__WHAT YOU NEED TO DO__.
Which lines hold the word "JSON"? Copy each of them from the material.

Stored data

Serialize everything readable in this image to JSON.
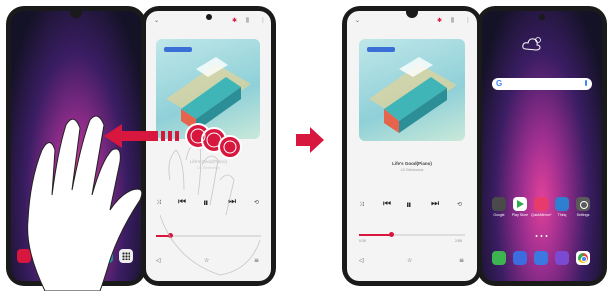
{
  "left_illustration": {
    "right_screen": {
      "song_title": "Life's Good(Piano)",
      "artist": "LG Electronics"
    }
  },
  "right_illustration": {
    "left_screen": {
      "song_title": "Life's Good(Piano)",
      "artist": "LG Electronics",
      "time_elapsed": "0:39",
      "time_total": "2:55"
    },
    "right_screen": {
      "apps_row": [
        {
          "label": "Google",
          "color": "#4a4a4a"
        },
        {
          "label": "Play Store",
          "color": "#ffffff"
        },
        {
          "label": "QuickMemo+",
          "color": "#e83a6b"
        },
        {
          "label": "Thinq",
          "color": "#2f7fd1"
        },
        {
          "label": "Settings",
          "color": "#5a5a5a"
        }
      ],
      "dock": [
        {
          "name": "phone-app-icon",
          "color": "#3cb551"
        },
        {
          "name": "messages-app-icon",
          "color": "#3d6be0"
        },
        {
          "name": "camera-app-icon",
          "color": "#3b78e0"
        },
        {
          "name": "gallery-app-icon",
          "color": "#7a4bd1"
        },
        {
          "name": "chrome-app-icon",
          "color": "#ffffff"
        }
      ]
    }
  },
  "colors": {
    "accent_red": "#d8173f",
    "device_frame": "#1a1a1a"
  }
}
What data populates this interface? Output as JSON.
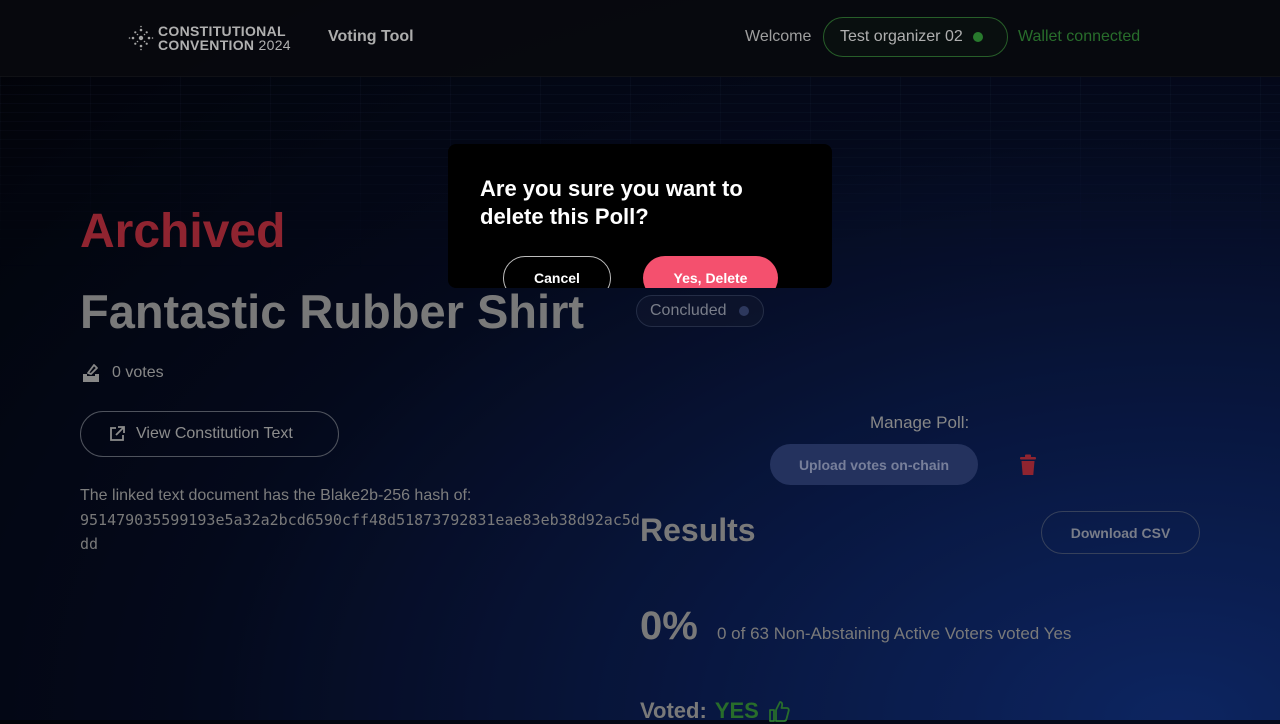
{
  "header": {
    "logo_line1": "CONSTITUTIONAL",
    "logo_line2": "CONVENTION",
    "logo_year": "2024",
    "nav_title": "Voting Tool",
    "welcome": "Welcome",
    "username": "Test organizer 02",
    "wallet_status": "Wallet connected"
  },
  "poll": {
    "status_heading": "Archived",
    "title": "Fantastic Rubber Shirt",
    "state_badge": "Concluded",
    "votes": "0 votes",
    "view_text_button": "View Constitution Text",
    "hash_label": "The linked text document has the Blake2b-256 hash of:",
    "hash_value": "951479035599193e5a32a2bcd6590cff48d51873792831eae83eb38d92ac5ddd"
  },
  "manage": {
    "label": "Manage Poll:",
    "upload_button": "Upload votes on-chain"
  },
  "results": {
    "title": "Results",
    "download_button": "Download CSV",
    "percent": "0%",
    "summary": "0 of 63 Non-Abstaining Active Voters voted Yes",
    "voted_label": "Voted:",
    "voted_value": "YES"
  },
  "dialog": {
    "title": "Are you sure you want to delete this Poll?",
    "cancel": "Cancel",
    "confirm": "Yes, Delete"
  },
  "colors": {
    "archived_red": "#a32937",
    "wallet_green": "#2e7d32",
    "delete_pink": "#f4506e",
    "upload_blue": "#2a3a6c"
  },
  "icons": [
    "sunburst-logo-icon",
    "ballot-icon",
    "external-link-icon",
    "trash-icon",
    "thumbs-up-icon"
  ]
}
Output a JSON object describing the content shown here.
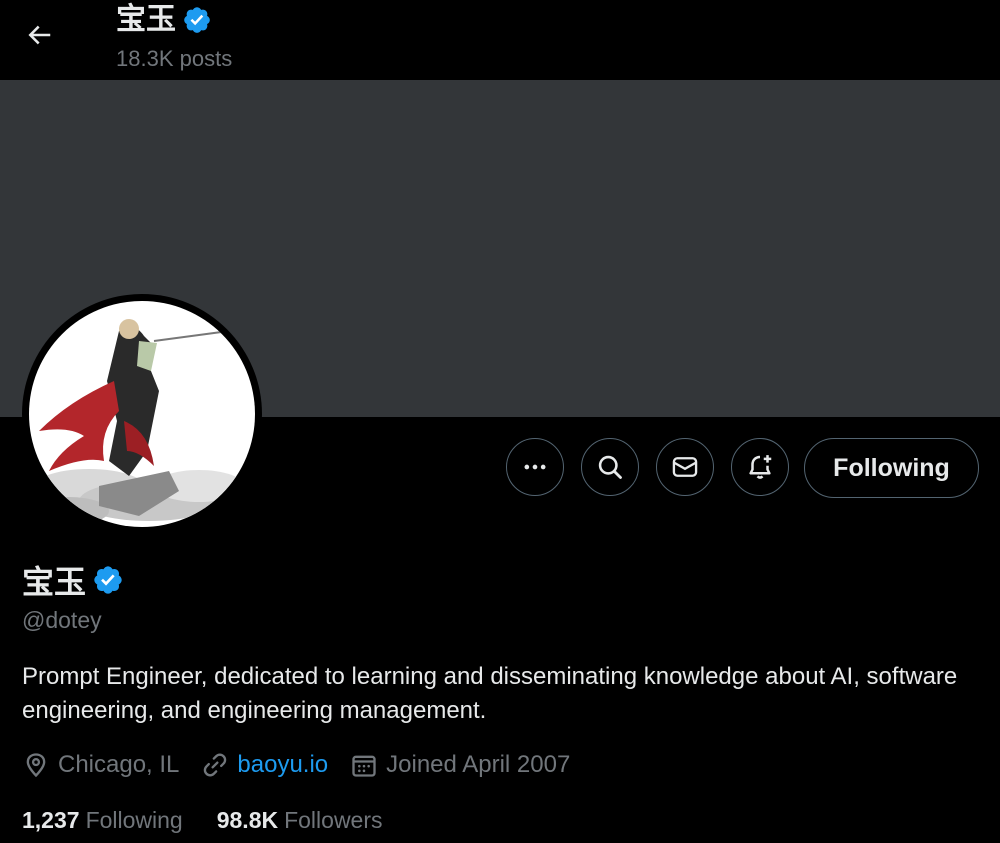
{
  "header": {
    "name": "宝玉",
    "posts_count": "18.3K posts"
  },
  "profile": {
    "name": "宝玉",
    "handle": "@dotey",
    "bio": "Prompt Engineer, dedicated to learning and disseminating knowledge about AI, software engineering, and engineering management.",
    "location": "Chicago, IL",
    "website": "baoyu.io",
    "joined": "Joined April 2007"
  },
  "actions": {
    "more_icon": "more-icon",
    "search_icon": "search-icon",
    "message_icon": "envelope-icon",
    "notify_icon": "bell-plus-icon",
    "follow_label": "Following"
  },
  "stats": {
    "following_count": "1,237",
    "following_label": "Following",
    "followers_count": "98.8K",
    "followers_label": "Followers"
  },
  "colors": {
    "background": "#000000",
    "banner": "#333639",
    "accent": "#1d9bf0",
    "secondary_text": "#71767b",
    "primary_text": "#e7e9ea"
  }
}
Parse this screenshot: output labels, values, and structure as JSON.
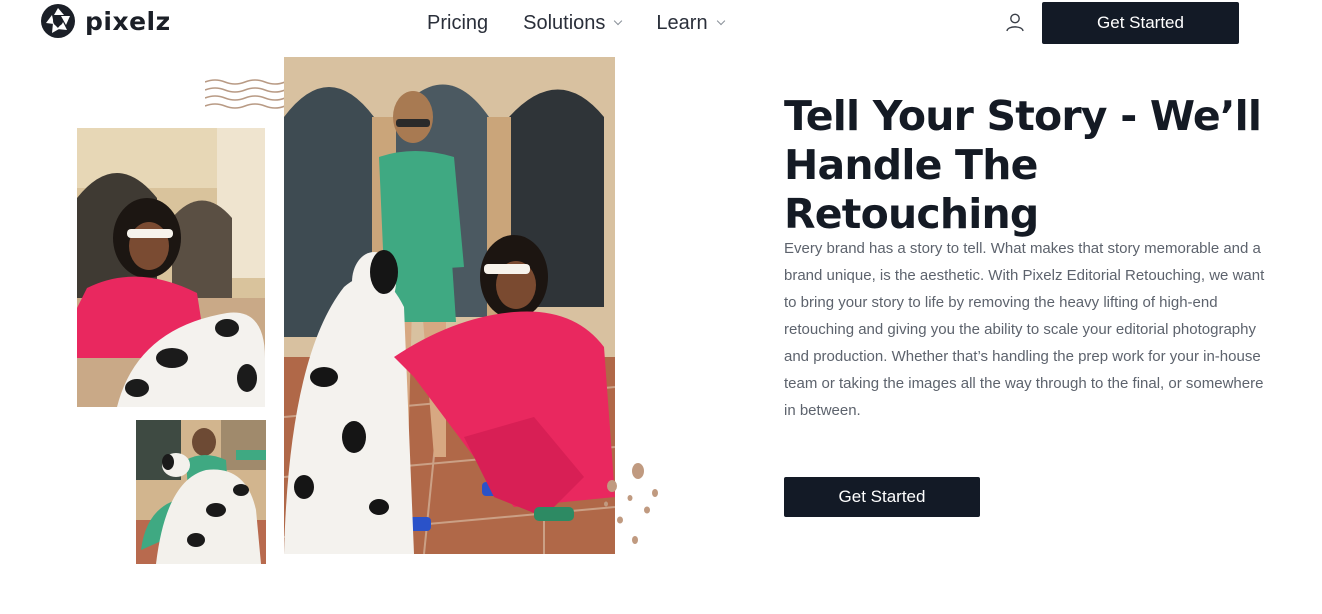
{
  "brand": {
    "name": "pixelz",
    "logo_icon": "aperture-logo-icon"
  },
  "nav": {
    "items": [
      {
        "label": "Pricing",
        "has_dropdown": false
      },
      {
        "label": "Solutions",
        "has_dropdown": true
      },
      {
        "label": "Learn",
        "has_dropdown": true
      }
    ]
  },
  "header": {
    "account_icon": "user-icon",
    "cta_label": "Get Started"
  },
  "hero": {
    "headline": "Tell Your Story - We’ll Handle The Retouching",
    "body": "Every brand has a story to tell. What makes that story memorable and a brand unique, is the aesthetic. With Pixelz Editorial Retouching, we want to bring your story to life by removing the heavy lifting of high-end retouching and giving you the ability to scale your editorial photography and production. Whether that’s handling the prep work for your in-house team or taking the images all the way through to the final, or somewhere in between.",
    "cta_label": "Get Started"
  },
  "colors": {
    "dark": "#131a26",
    "pink": "#e9285f",
    "green": "#3fa982",
    "terracotta": "#b98a72"
  }
}
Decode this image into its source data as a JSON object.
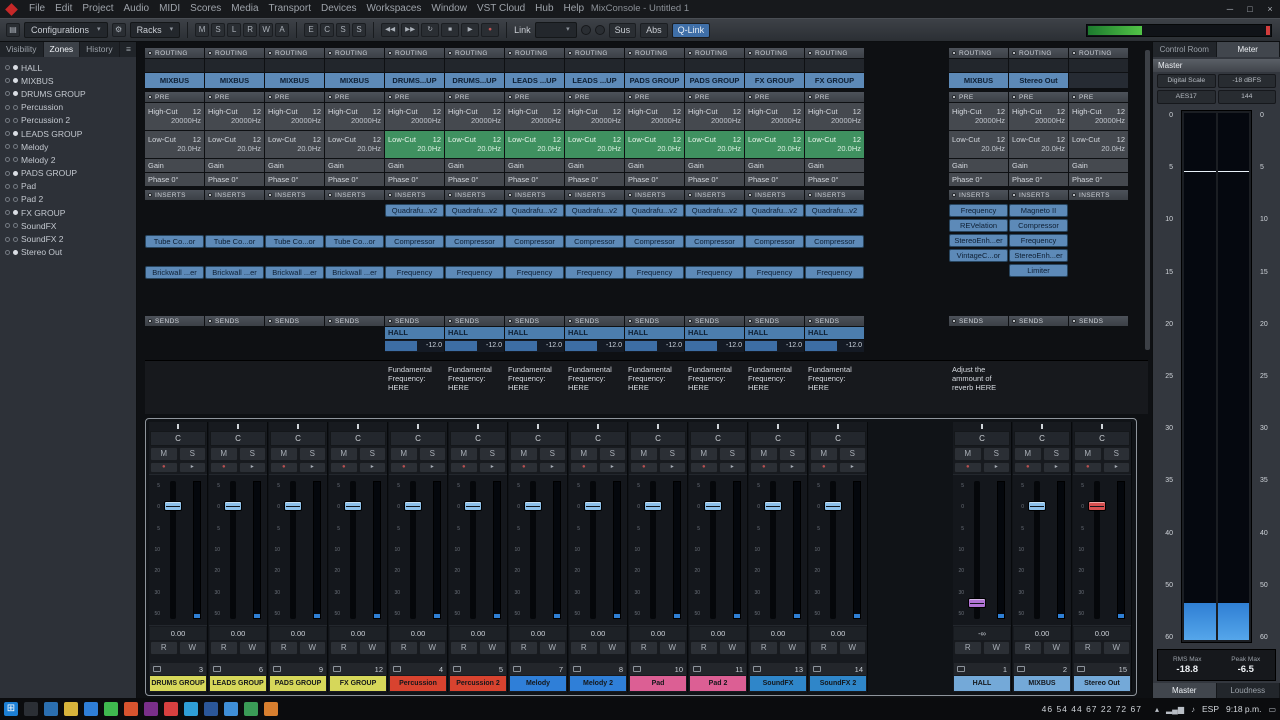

__REPLY TO THE EXERCISE__.
Serialize everything readable in this image to JSON.
What data populates this interface? Output as JSON.
Output a JSON object describing the content shown here.
Parse this screenshot: output labels, values, and structure as JSON.
Decode this image into its source data as a JSON object.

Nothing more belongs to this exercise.